++++ SOURCE RECORDS ++++

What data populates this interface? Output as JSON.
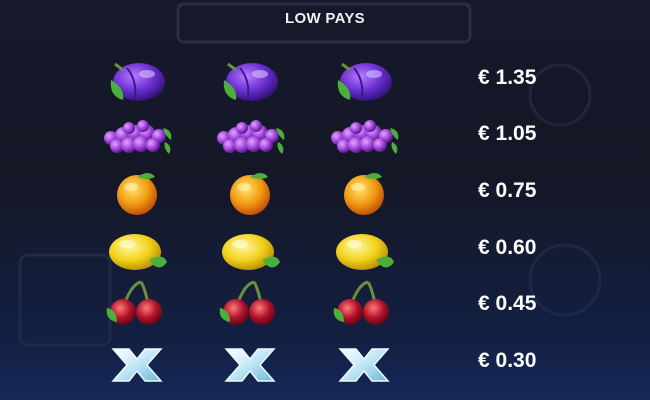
{
  "title": "LOW PAYS",
  "rows": [
    {
      "symbol": "plum-icon",
      "price": "€ 1.35"
    },
    {
      "symbol": "grapes-icon",
      "price": "€ 1.05"
    },
    {
      "symbol": "orange-icon",
      "price": "€ 0.75"
    },
    {
      "symbol": "lemon-icon",
      "price": "€ 0.60"
    },
    {
      "symbol": "cherries-icon",
      "price": "€ 0.45"
    },
    {
      "symbol": "x-icon",
      "price": "€ 0.30"
    }
  ],
  "colors": {
    "plum": "#6a2fd0",
    "grape": "#9a3fd6",
    "orange": "#f29a12",
    "lemon": "#f2d21a",
    "cherry": "#b0122a",
    "x": "#bfe6f5",
    "leaf": "#4caf3a"
  }
}
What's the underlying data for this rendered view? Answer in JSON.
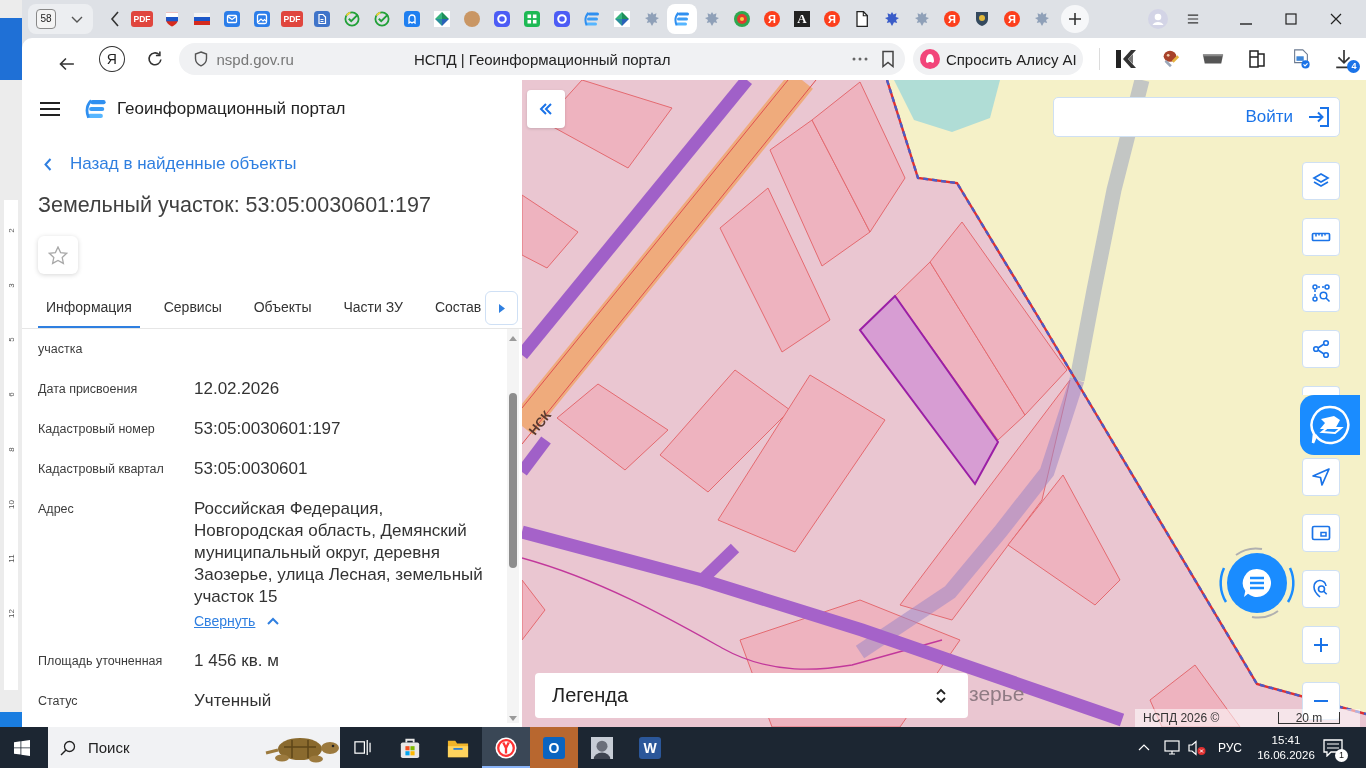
{
  "browser": {
    "tab_count": "58",
    "tabs": [
      {
        "kind": "pdf",
        "glyph": "PDF",
        "selected": false
      },
      {
        "kind": "shield_flag",
        "selected": false
      },
      {
        "kind": "flag",
        "selected": false
      },
      {
        "kind": "mail",
        "selected": false
      },
      {
        "kind": "image",
        "selected": false
      },
      {
        "kind": "pdf",
        "glyph": "PDF",
        "selected": false
      },
      {
        "kind": "doc_blue",
        "selected": false
      },
      {
        "kind": "check",
        "selected": false
      },
      {
        "kind": "check",
        "selected": false
      },
      {
        "kind": "chat",
        "selected": false
      },
      {
        "kind": "diamond",
        "selected": false
      },
      {
        "kind": "avatar",
        "selected": false
      },
      {
        "kind": "ring",
        "selected": false
      },
      {
        "kind": "grid",
        "selected": false
      },
      {
        "kind": "ring",
        "selected": false
      },
      {
        "kind": "stack",
        "selected": false
      },
      {
        "kind": "diamond",
        "selected": false
      },
      {
        "kind": "emblem",
        "selected": false
      },
      {
        "kind": "stack",
        "selected": true
      },
      {
        "kind": "emblem",
        "selected": false
      },
      {
        "kind": "round_emblem",
        "selected": false
      },
      {
        "kind": "letter_circle",
        "glyph": "Я",
        "selected": false
      },
      {
        "kind": "letter_square",
        "glyph": "A",
        "selected": false
      },
      {
        "kind": "letter_circle",
        "glyph": "Я",
        "selected": false
      },
      {
        "kind": "doc",
        "selected": false
      },
      {
        "kind": "emblem_blue",
        "selected": false
      },
      {
        "kind": "emblem",
        "selected": false
      },
      {
        "kind": "letter_circle",
        "glyph": "Я",
        "selected": false
      },
      {
        "kind": "crest",
        "selected": false
      },
      {
        "kind": "letter_circle",
        "glyph": "Я",
        "selected": false
      },
      {
        "kind": "emblem",
        "selected": false
      }
    ],
    "home_glyph": "Я",
    "url": "nspd.gov.ru",
    "page_title": "НСПД | Геоинформационный портал",
    "assistant_button": "Спросить Алису AI",
    "downloads_count": "4"
  },
  "background_window": {
    "ruler_marks": [
      "2",
      "3",
      "5",
      "6",
      "8",
      "10",
      "11",
      "12"
    ]
  },
  "panel": {
    "portal_name": "Геоинформационный портал",
    "back_link": "Назад в найденные объекты",
    "title": "Земельный участок: 53:05:0030601:197",
    "favorite": false,
    "tabs": [
      {
        "label": "Информация",
        "selected": true
      },
      {
        "label": "Сервисы",
        "selected": false
      },
      {
        "label": "Объекты",
        "selected": false
      },
      {
        "label": "Части ЗУ",
        "selected": false
      },
      {
        "label": "Состав",
        "selected": false
      }
    ],
    "fields": [
      {
        "label": "участка"
      },
      {
        "label": "Дата присвоения",
        "value": "12.02.2026"
      },
      {
        "label": "Кадастровый номер",
        "value": "53:05:0030601:197"
      },
      {
        "label": "Кадастровый квартал",
        "value": "53:05:0030601"
      },
      {
        "label": "Адрес",
        "value": "Российская Федерация, Новгородская область, Демянский муниципальный округ, деревня Заозерье, улица Лесная, земельный участок 15",
        "toggle": "Свернуть"
      },
      {
        "label": "Площадь уточненная",
        "value": "1 456 кв. м"
      },
      {
        "label": "Статус",
        "value": "Учтенный"
      }
    ]
  },
  "map": {
    "road_label": "НСК",
    "place_label": "зерье",
    "login_button": "Войти",
    "legend": "Легенда",
    "attribution": "НСПД 2026 ©",
    "scale": "20 m"
  },
  "taskbar": {
    "search_placeholder": "Поиск",
    "apps": [
      {
        "kind": "task_view",
        "selected": false,
        "flashing": false
      },
      {
        "kind": "store",
        "selected": false,
        "flashing": false
      },
      {
        "kind": "explorer",
        "selected": false,
        "flashing": false
      },
      {
        "kind": "browser",
        "selected": true,
        "flashing": false
      },
      {
        "kind": "mail_app",
        "glyph": "O",
        "selected": false,
        "flashing": true
      },
      {
        "kind": "avatar_app",
        "selected": false,
        "flashing": false
      },
      {
        "kind": "word",
        "glyph": "W",
        "selected": false,
        "flashing": false
      }
    ],
    "language": "РУС",
    "time": "15:41",
    "date": "16.06.2026",
    "notifications": "1"
  }
}
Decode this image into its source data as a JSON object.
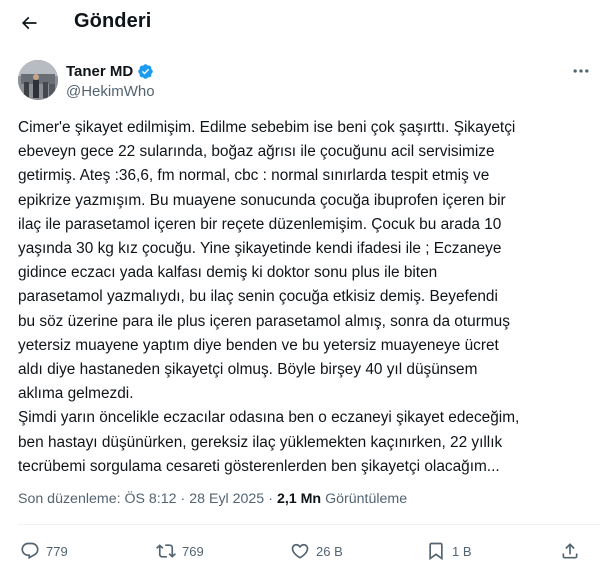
{
  "header": {
    "back_icon": "arrow-left-icon",
    "title": "Gönderi"
  },
  "author": {
    "name": "Taner MD",
    "handle": "@HekimWho",
    "verified_color": "#1d9bf0"
  },
  "post": {
    "lines": [
      "Cimer'e şikayet edilmişim. Edilme sebebim ise beni çok şaşırttı. Şikayetçi",
      "ebeveyn gece 22 sularında, boğaz ağrısı ile çocuğunu acil servisimize",
      "getirmiş. Ateş :36,6, fm normal, cbc : normal sınırlarda tespit etmiş ve",
      "epikrize yazmışım. Bu muayene sonucunda çocuğa ibuprofen içeren bir",
      "ilaç ile parasetamol içeren bir reçete düzenlemişim. Çocuk bu arada 10",
      "yaşında 30 kg kız çocuğu. Yine şikayetinde kendi ifadesi ile ; Eczaneye",
      "gidince eczacı yada kalfası demiş ki doktor sonu plus ile biten",
      "parasetamol yazmalıydı, bu ilaç senin çocuğa etkisiz demiş. Beyefendi",
      "bu söz üzerine para ile plus içeren parasetamol almış, sonra da oturmuş",
      "yetersiz muayene yaptım diye benden ve bu yetersiz muayeneye ücret",
      "aldı diye hastaneden şikayetçi olmuş. Böyle birşey 40 yıl düşünsem",
      "aklıma gelmezdi.",
      "Şimdi yarın öncelikle eczacılar odasına ben o eczaneyi şikayet edeceğim,",
      "ben hastayı düşünürken, gereksiz ilaç yüklemekten kaçınırken, 22 yıllık",
      "tecrübemi sorgulama cesareti gösterenlerden ben şikayetçi olacağım..."
    ]
  },
  "meta": {
    "edited_label": "Son düzenleme: ÖS 8:12",
    "separator": "·",
    "date": "28 Eyl 2025",
    "views_count": "2,1 Mn",
    "views_label": "Görüntüleme"
  },
  "actions": {
    "replies": "779",
    "reposts": "769",
    "likes": "26 B",
    "bookmarks": "1 B"
  },
  "colors": {
    "text": "#0f1419",
    "secondary": "#536471",
    "divider": "#eff3f4",
    "accent": "#1d9bf0"
  }
}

++++

The word "НСПД" may appear on some lines. Report how many lines hold it, giving the number alone.

[COMPLETE ANSWER]
2